# Record excerpts

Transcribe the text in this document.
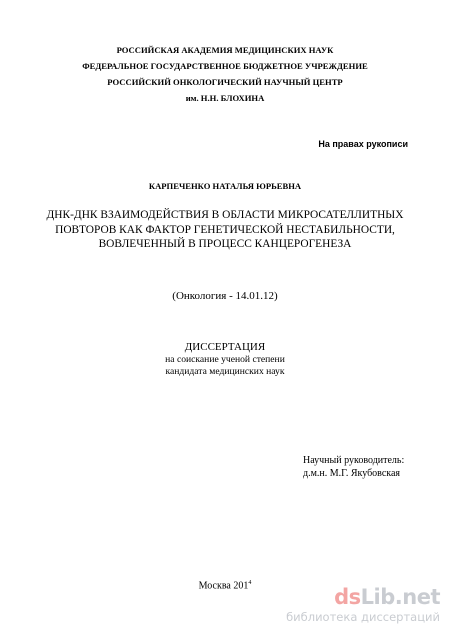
РОССИЙСКАЯ АКАДЕМИЯ МЕДИЦИНСКИХ НАУК
ФЕДЕРАЛЬНОЕ ГОСУДАРСТВЕННОЕ БЮДЖЕТНОЕ УЧРЕЖДЕНИЕ
РОССИЙСКИЙ ОНКОЛОГИЧЕСКИЙ НАУЧНЫЙ ЦЕНТР
им. Н.Н. БЛОХИНА
На правах рукописи
КАРПЕЧЕНКО НАТАЛЬЯ ЮРЬЕВНА
ДНК-ДНК ВЗАИМОДЕЙСТВИЯ В ОБЛАСТИ МИКРОСАТЕЛЛИТНЫХ
ПОВТОРОВ КАК ФАКТОР ГЕНЕТИЧЕСКОЙ НЕСТАБИЛЬНОСТИ,
ВОВЛЕЧЕННЫЙ В ПРОЦЕСС КАНЦЕРОГЕНЕЗА
(Онкология - 14.01.12)
ДИССЕРТАЦИЯ
на соискание ученой степени
кандидата медицинских наук
Научный руководитель:
д.м.н. М.Г. Якубовская
Москва $201^4$
dsLib.net
библиотека диссертаций
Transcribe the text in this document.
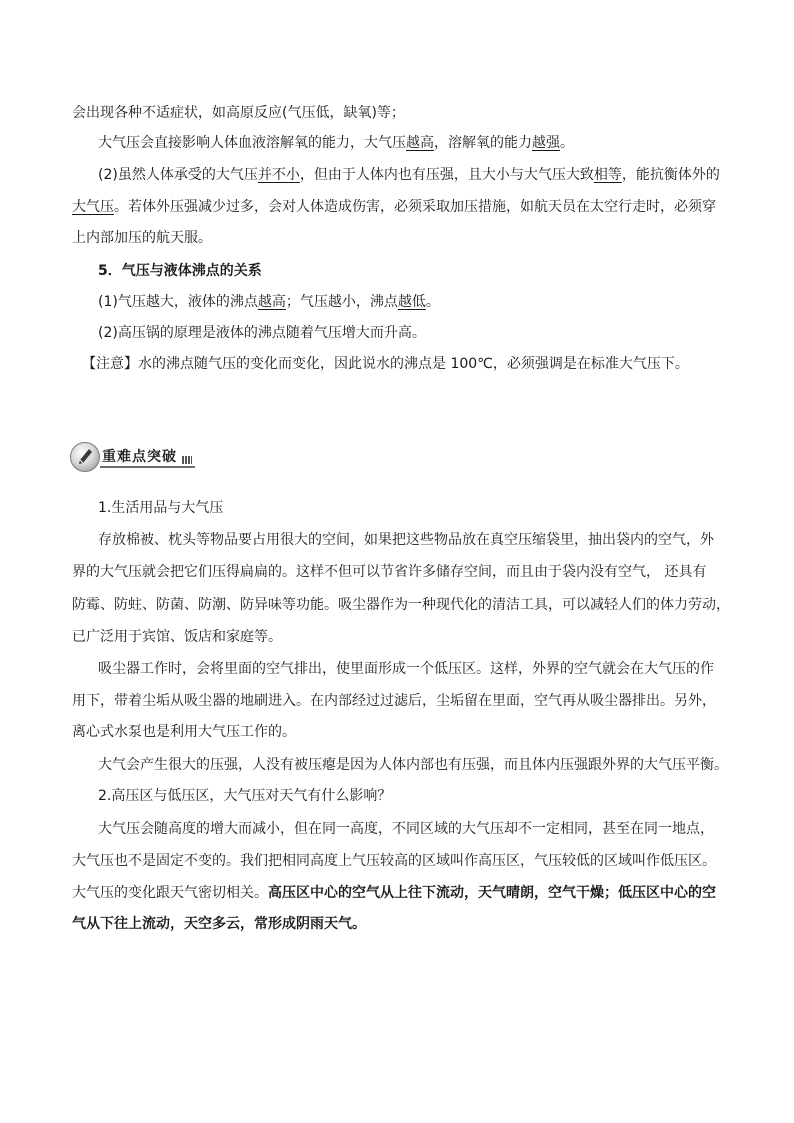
会出现各种不适症状，如高原反应(气压低，缺氧)等；
大气压会直接影响人体血液溶解氧的能力，大气压越高，溶解氧的能力越强。
(2)虽然人体承受的大气压并不小，但由于人体内也有压强，且大小与大气压大致相等，能抗衡体外的
大气压。若体外压强减少过多，会对人体造成伤害，必须采取加压措施，如航天员在太空行走时，必须穿
上内部加压的航天服。
5．气压与液体沸点的关系
(1)气压越大，液体的沸点越高；气压越小，沸点越低。
(2)高压锅的原理是液体的沸点随着气压增大而升高。
【注意】水的沸点随气压的变化而变化，因此说水的沸点是 100℃，必须强调是在标准大气压下。
重难点突破
1.生活用品与大气压
存放棉被、枕头等物品要占用很大的空间，如果把这些物品放在真空压缩袋里，抽出袋内的空气，外
界的大气压就会把它们压得扁扁的。这样不但可以节省许多储存空间，而且由于袋内没有空气， 还具有
防霉、防蛀、防菌、防潮、防异味等功能。吸尘器作为一种现代化的清洁工具，可以减轻人们的体力劳动，
已广泛用于宾馆、饭店和家庭等。
吸尘器工作时，会将里面的空气排出，使里面形成一个低压区。这样，外界的空气就会在大气压的作
用下，带着尘垢从吸尘器的地刷进入。在内部经过过滤后，尘垢留在里面，空气再从吸尘器排出。另外，
离心式水泵也是利用大气压工作的。
大气会产生很大的压强，人没有被压瘪是因为人体内部也有压强，而且体内压强跟外界的大气压平衡。
2.高压区与低压区，大气压对天气有什么影响？
大气压会随高度的增大而减小，但在同一高度，不同区域的大气压却不一定相同，甚至在同一地点，
大气压也不是固定不变的。我们把相同高度上气压较高的区域叫作高压区，气压较低的区域叫作低压区。
大气压的变化跟天气密切相关。高压区中心的空气从上往下流动，天气晴朗，空气干燥；低压区中心的空
气从下往上流动，天空多云，常形成阴雨天气。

# Task prompt
Copy each line exactly, and leave the pictures out of your copy.

# Solution
Transcribe the text in this document.
РОССИЙСКАЯ АКАДЕМИЯ МЕДИЦИНСКИХ НАУК
ФЕДЕРАЛЬНОЕ ГОСУДАРСТВЕННОЕ БЮДЖЕТНОЕ УЧРЕЖДЕНИЕ
РОССИЙСКИЙ ОНКОЛОГИЧЕСКИЙ НАУЧНЫЙ ЦЕНТР
им. Н.Н. БЛОХИНА
На правах рукописи
КАРПЕЧЕНКО НАТАЛЬЯ ЮРЬЕВНА
ДНК-ДНК ВЗАИМОДЕЙСТВИЯ В ОБЛАСТИ МИКРОСАТЕЛЛИТНЫХ
ПОВТОРОВ КАК ФАКТОР ГЕНЕТИЧЕСКОЙ НЕСТАБИЛЬНОСТИ,
ВОВЛЕЧЕННЫЙ В ПРОЦЕСС КАНЦЕРОГЕНЕЗА
(Онкология - 14.01.12)
ДИССЕРТАЦИЯ
на соискание ученой степени
кандидата медицинских наук
Научный руководитель:
д.м.н. М.Г. Якубовская
Москва $201^4$
dsLib.net
библиотека диссертаций
Transcribe the text in this document.
会出现各种不适症状，如高原反应(气压低，缺氧)等；
大气压会直接影响人体血液溶解氧的能力，大气压越高，溶解氧的能力越强。
(2)虽然人体承受的大气压并不小，但由于人体内也有压强，且大小与大气压大致相等，能抗衡体外的
大气压。若体外压强减少过多，会对人体造成伤害，必须采取加压措施，如航天员在太空行走时，必须穿
上内部加压的航天服。
5．气压与液体沸点的关系
(1)气压越大，液体的沸点越高；气压越小，沸点越低。
(2)高压锅的原理是液体的沸点随着气压增大而升高。
【注意】水的沸点随气压的变化而变化，因此说水的沸点是 100℃，必须强调是在标准大气压下。
重难点突破
1.生活用品与大气压
存放棉被、枕头等物品要占用很大的空间，如果把这些物品放在真空压缩袋里，抽出袋内的空气，外
界的大气压就会把它们压得扁扁的。这样不但可以节省许多储存空间，而且由于袋内没有空气， 还具有
防霉、防蛀、防菌、防潮、防异味等功能。吸尘器作为一种现代化的清洁工具，可以减轻人们的体力劳动，
已广泛用于宾馆、饭店和家庭等。
吸尘器工作时，会将里面的空气排出，使里面形成一个低压区。这样，外界的空气就会在大气压的作
用下，带着尘垢从吸尘器的地刷进入。在内部经过过滤后，尘垢留在里面，空气再从吸尘器排出。另外，
离心式水泵也是利用大气压工作的。
大气会产生很大的压强，人没有被压瘪是因为人体内部也有压强，而且体内压强跟外界的大气压平衡。
2.高压区与低压区，大气压对天气有什么影响？
大气压会随高度的增大而减小，但在同一高度，不同区域的大气压却不一定相同，甚至在同一地点，
大气压也不是固定不变的。我们把相同高度上气压较高的区域叫作高压区，气压较低的区域叫作低压区。
大气压的变化跟天气密切相关。高压区中心的空气从上往下流动，天气晴朗，空气干燥；低压区中心的空
气从下往上流动，天空多云，常形成阴雨天气。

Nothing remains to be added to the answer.